-- start RECORD EXTRACTS --
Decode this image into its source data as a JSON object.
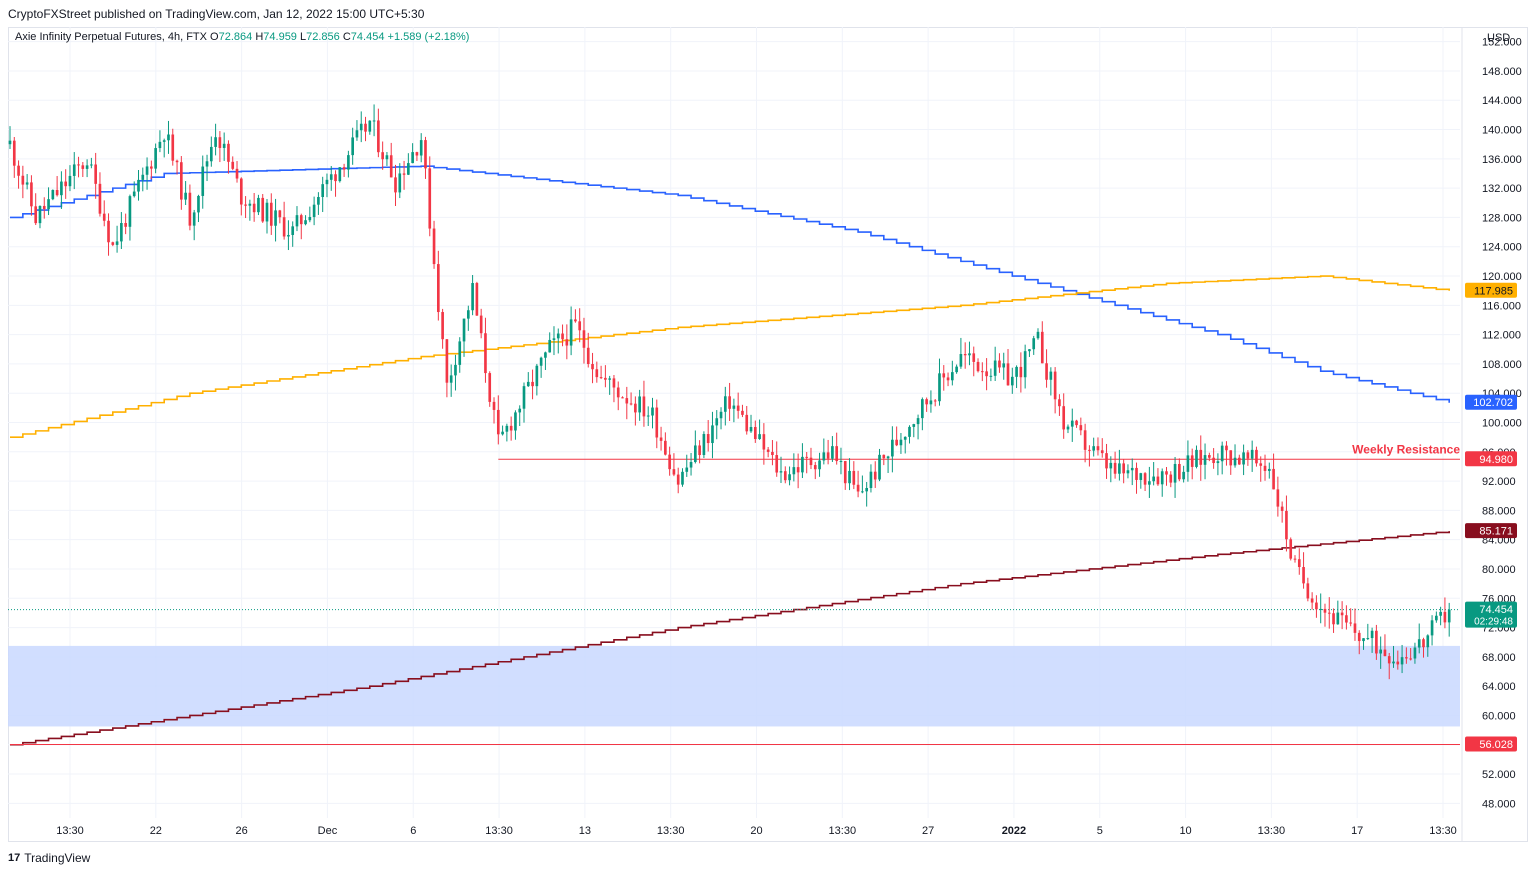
{
  "header": {
    "publisher": "CryptoFXStreet published on TradingView.com, Jan 12, 2022 15:00 UTC+5:30"
  },
  "legend": {
    "symbol": "Axie Infinity Perpetual Futures, 4h, FTX",
    "o_label": "O",
    "o_value": "72.864",
    "h_label": "H",
    "h_value": "74.959",
    "l_label": "L",
    "l_value": "72.856",
    "c_label": "C",
    "c_value": "74.454",
    "change": "+1.589 (+2.18%)"
  },
  "footer": {
    "brand": "TradingView",
    "logo": "17"
  },
  "colors": {
    "up": "#089981",
    "down": "#f23645",
    "blue_ma": "#2962ff",
    "orange_ma": "#ffb000",
    "maroon_ma": "#880e1e",
    "resistance": "#f23645",
    "zone": "#c9d8ff",
    "grid": "#f0f3fa"
  },
  "chart_data": {
    "type": "candlestick",
    "currency": "USD",
    "ylim": [
      46,
      154
    ],
    "y_ticks": [
      "48.000",
      "52.000",
      "56.000",
      "60.000",
      "64.000",
      "68.000",
      "72.000",
      "76.000",
      "80.000",
      "84.000",
      "88.000",
      "92.000",
      "96.000",
      "100.000",
      "104.000",
      "108.000",
      "112.000",
      "116.000",
      "120.000",
      "124.000",
      "128.000",
      "132.000",
      "136.000",
      "140.000",
      "144.000",
      "148.000",
      "152.000"
    ],
    "x_ticks": [
      "13:30",
      "22",
      "26",
      "Dec",
      "6",
      "13:30",
      "13",
      "13:30",
      "20",
      "13:30",
      "27",
      "2022",
      "5",
      "10",
      "13:30",
      "17",
      "13:30"
    ],
    "price_path": [
      {
        "date": "Nov 17",
        "price": 138
      },
      {
        "date": "Nov 18",
        "price": 128
      },
      {
        "date": "Nov 20",
        "price": 136
      },
      {
        "date": "Nov 21",
        "price": 124
      },
      {
        "date": "Nov 23",
        "price": 140
      },
      {
        "date": "Nov 24",
        "price": 128
      },
      {
        "date": "Nov 25",
        "price": 140
      },
      {
        "date": "Nov 26",
        "price": 131
      },
      {
        "date": "Nov 28",
        "price": 126
      },
      {
        "date": "Nov 30",
        "price": 136
      },
      {
        "date": "Dec 1",
        "price": 141
      },
      {
        "date": "Dec 2",
        "price": 133
      },
      {
        "date": "Dec 3",
        "price": 139
      },
      {
        "date": "Dec 4",
        "price": 105
      },
      {
        "date": "Dec 5",
        "price": 118
      },
      {
        "date": "Dec 6",
        "price": 97
      },
      {
        "date": "Dec 8",
        "price": 110
      },
      {
        "date": "Dec 9",
        "price": 113
      },
      {
        "date": "Dec 10",
        "price": 106
      },
      {
        "date": "Dec 12",
        "price": 101
      },
      {
        "date": "Dec 13",
        "price": 92
      },
      {
        "date": "Dec 15",
        "price": 103
      },
      {
        "date": "Dec 17",
        "price": 93
      },
      {
        "date": "Dec 19",
        "price": 96
      },
      {
        "date": "Dec 20",
        "price": 90
      },
      {
        "date": "Dec 22",
        "price": 100
      },
      {
        "date": "Dec 24",
        "price": 109
      },
      {
        "date": "Dec 26",
        "price": 106
      },
      {
        "date": "Dec 27",
        "price": 111
      },
      {
        "date": "Dec 28",
        "price": 100
      },
      {
        "date": "Dec 30",
        "price": 93
      },
      {
        "date": "Jan 1",
        "price": 93
      },
      {
        "date": "Jan 3",
        "price": 96
      },
      {
        "date": "Jan 5",
        "price": 94
      },
      {
        "date": "Jan 6",
        "price": 80
      },
      {
        "date": "Jan 7",
        "price": 75
      },
      {
        "date": "Jan 8",
        "price": 72
      },
      {
        "date": "Jan 10",
        "price": 68
      },
      {
        "date": "Jan 11",
        "price": 70
      },
      {
        "date": "Jan 12",
        "price": 74.454
      }
    ],
    "moving_averages": [
      {
        "name": "blue",
        "color": "#2962ff",
        "last_value": "102.702",
        "points": [
          {
            "date": "Nov 17",
            "value": 128
          },
          {
            "date": "Nov 23",
            "value": 134
          },
          {
            "date": "Dec 3",
            "value": 135
          },
          {
            "date": "Dec 13",
            "value": 131
          },
          {
            "date": "Dec 20",
            "value": 126
          },
          {
            "date": "Dec 27",
            "value": 119
          },
          {
            "date": "Jan 3",
            "value": 112
          },
          {
            "date": "Jan 7",
            "value": 107
          },
          {
            "date": "Jan 12",
            "value": 102.702
          }
        ]
      },
      {
        "name": "orange",
        "color": "#ffb000",
        "last_value": "117.985",
        "points": [
          {
            "date": "Nov 17",
            "value": 98
          },
          {
            "date": "Nov 24",
            "value": 104
          },
          {
            "date": "Dec 3",
            "value": 109
          },
          {
            "date": "Dec 13",
            "value": 113
          },
          {
            "date": "Dec 24",
            "value": 116
          },
          {
            "date": "Jan 1",
            "value": 119
          },
          {
            "date": "Jan 7",
            "value": 120
          },
          {
            "date": "Jan 12",
            "value": 117.985
          }
        ]
      },
      {
        "name": "maroon",
        "color": "#880e1e",
        "last_value": "85.171",
        "points": [
          {
            "date": "Nov 17",
            "value": 56
          },
          {
            "date": "Dec 1",
            "value": 64
          },
          {
            "date": "Dec 13",
            "value": 72
          },
          {
            "date": "Dec 24",
            "value": 78
          },
          {
            "date": "Jan 3",
            "value": 82
          },
          {
            "date": "Jan 12",
            "value": 85.171
          }
        ]
      }
    ],
    "horizontal_lines": [
      {
        "name": "Weekly Resistance",
        "value": 94.98,
        "label": "94.980",
        "start_date": "Dec 6"
      },
      {
        "name": "",
        "value": 56.028,
        "label": "56.028",
        "start_date": "Nov 17"
      }
    ],
    "zone": {
      "low": 58.5,
      "high": 69.5
    },
    "current_price": {
      "value": 74.454,
      "label": "74.454",
      "countdown": "02:29:48"
    },
    "annotations": [
      {
        "text": "Weekly Resistance",
        "value": 94.98
      }
    ]
  }
}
-- end RECORD EXTRACTS --
▶ _GIVEN PROBLEM_
Go through the listing above and list every line that has the word "TradingView".

▶ _FINISHED TASK_
    "publisher": "CryptoFXStreet published on TradingView.com, Jan 12, 2022 15:00 UTC+5:30"
    "brand": "TradingView",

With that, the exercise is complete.